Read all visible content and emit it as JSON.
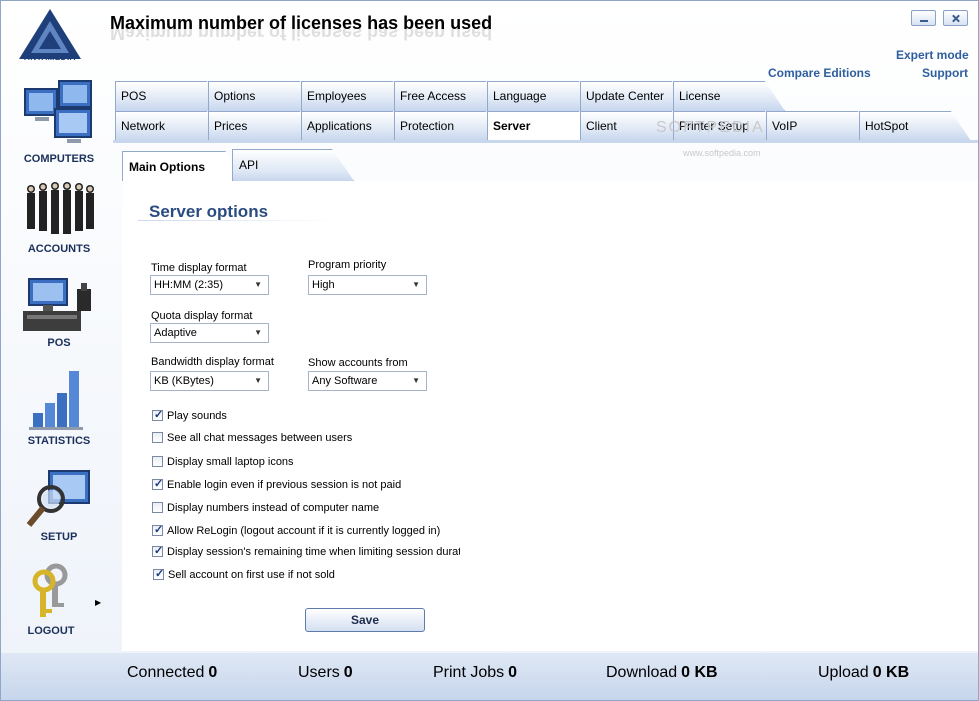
{
  "window": {
    "title": "Maximum number of licenses has been used",
    "logo_text": "ANTAMEDIA"
  },
  "header_links": {
    "expert_mode": "Expert mode",
    "compare_editions": "Compare Editions",
    "support": "Support"
  },
  "sidebar": {
    "items": [
      {
        "label": "COMPUTERS",
        "icon": "computers-icon"
      },
      {
        "label": "ACCOUNTS",
        "icon": "accounts-icon"
      },
      {
        "label": "POS",
        "icon": "pos-icon"
      },
      {
        "label": "STATISTICS",
        "icon": "statistics-icon"
      },
      {
        "label": "SETUP",
        "icon": "setup-icon"
      },
      {
        "label": "LOGOUT",
        "icon": "keys-icon"
      }
    ]
  },
  "tabs": {
    "row1": [
      "POS",
      "Options",
      "Employees",
      "Free Access",
      "Language",
      "Update Center",
      "License"
    ],
    "row2": [
      "Network",
      "Prices",
      "Applications",
      "Protection",
      "Server",
      "Client",
      "Printer Setup",
      "VoIP",
      "HotSpot"
    ],
    "active": "Server"
  },
  "subtabs": {
    "items": [
      "Main Options",
      "API"
    ],
    "active": "Main Options"
  },
  "server_options": {
    "section_title": "Server options",
    "time_display_format": {
      "label": "Time display format",
      "value": "HH:MM  (2:35)"
    },
    "program_priority": {
      "label": "Program priority",
      "value": "High"
    },
    "quota_display_format": {
      "label": "Quota display format",
      "value": "Adaptive"
    },
    "bandwidth_display_format": {
      "label": "Bandwidth display format",
      "value": "KB (KBytes)"
    },
    "show_accounts_from": {
      "label": "Show accounts from",
      "value": "Any Software"
    },
    "checkboxes": [
      {
        "label": "Play sounds",
        "checked": true
      },
      {
        "label": "See all chat messages between users",
        "checked": false
      },
      {
        "label": "Display small laptop icons",
        "checked": false
      },
      {
        "label": "Enable login even if previous session is not paid",
        "checked": true
      },
      {
        "label": "Display numbers instead of computer name",
        "checked": false
      },
      {
        "label": "Allow ReLogin (logout account if it is currently logged in)",
        "checked": true
      },
      {
        "label": "Display session's remaining time when limiting session duratio",
        "checked": true
      },
      {
        "label": "Sell account on first use if not sold",
        "checked": true
      }
    ],
    "save_label": "Save"
  },
  "status": {
    "connected_label": "Connected",
    "connected_value": "0",
    "users_label": "Users",
    "users_value": "0",
    "print_jobs_label": "Print Jobs",
    "print_jobs_value": "0",
    "download_label": "Download",
    "download_value": "0 KB",
    "upload_label": "Upload",
    "upload_value": "0 KB"
  },
  "watermark": {
    "text": "SOFTPEDIA",
    "url": "www.softpedia.com"
  }
}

→ **The exercise**
Exclude all images and restate the records above word for word.

→ **Solved problem**
Read all visible content and emit it as JSON.
{
  "window": {
    "title": "Maximum number of licenses has been used",
    "logo_text": "ANTAMEDIA"
  },
  "header_links": {
    "expert_mode": "Expert mode",
    "compare_editions": "Compare Editions",
    "support": "Support"
  },
  "sidebar": {
    "items": [
      {
        "label": "COMPUTERS",
        "icon": "computers-icon"
      },
      {
        "label": "ACCOUNTS",
        "icon": "accounts-icon"
      },
      {
        "label": "POS",
        "icon": "pos-icon"
      },
      {
        "label": "STATISTICS",
        "icon": "statistics-icon"
      },
      {
        "label": "SETUP",
        "icon": "setup-icon"
      },
      {
        "label": "LOGOUT",
        "icon": "keys-icon"
      }
    ]
  },
  "tabs": {
    "row1": [
      "POS",
      "Options",
      "Employees",
      "Free Access",
      "Language",
      "Update Center",
      "License"
    ],
    "row2": [
      "Network",
      "Prices",
      "Applications",
      "Protection",
      "Server",
      "Client",
      "Printer Setup",
      "VoIP",
      "HotSpot"
    ],
    "active": "Server"
  },
  "subtabs": {
    "items": [
      "Main Options",
      "API"
    ],
    "active": "Main Options"
  },
  "server_options": {
    "section_title": "Server options",
    "time_display_format": {
      "label": "Time display format",
      "value": "HH:MM  (2:35)"
    },
    "program_priority": {
      "label": "Program priority",
      "value": "High"
    },
    "quota_display_format": {
      "label": "Quota display format",
      "value": "Adaptive"
    },
    "bandwidth_display_format": {
      "label": "Bandwidth display format",
      "value": "KB (KBytes)"
    },
    "show_accounts_from": {
      "label": "Show accounts from",
      "value": "Any Software"
    },
    "checkboxes": [
      {
        "label": "Play sounds",
        "checked": true
      },
      {
        "label": "See all chat messages between users",
        "checked": false
      },
      {
        "label": "Display small laptop icons",
        "checked": false
      },
      {
        "label": "Enable login even if previous session is not paid",
        "checked": true
      },
      {
        "label": "Display numbers instead of computer name",
        "checked": false
      },
      {
        "label": "Allow ReLogin (logout account if it is currently logged in)",
        "checked": true
      },
      {
        "label": "Display session's remaining time when limiting session duratio",
        "checked": true
      },
      {
        "label": "Sell account on first use if not sold",
        "checked": true
      }
    ],
    "save_label": "Save"
  },
  "status": {
    "connected_label": "Connected",
    "connected_value": "0",
    "users_label": "Users",
    "users_value": "0",
    "print_jobs_label": "Print Jobs",
    "print_jobs_value": "0",
    "download_label": "Download",
    "download_value": "0 KB",
    "upload_label": "Upload",
    "upload_value": "0 KB"
  },
  "watermark": {
    "text": "SOFTPEDIA",
    "url": "www.softpedia.com"
  }
}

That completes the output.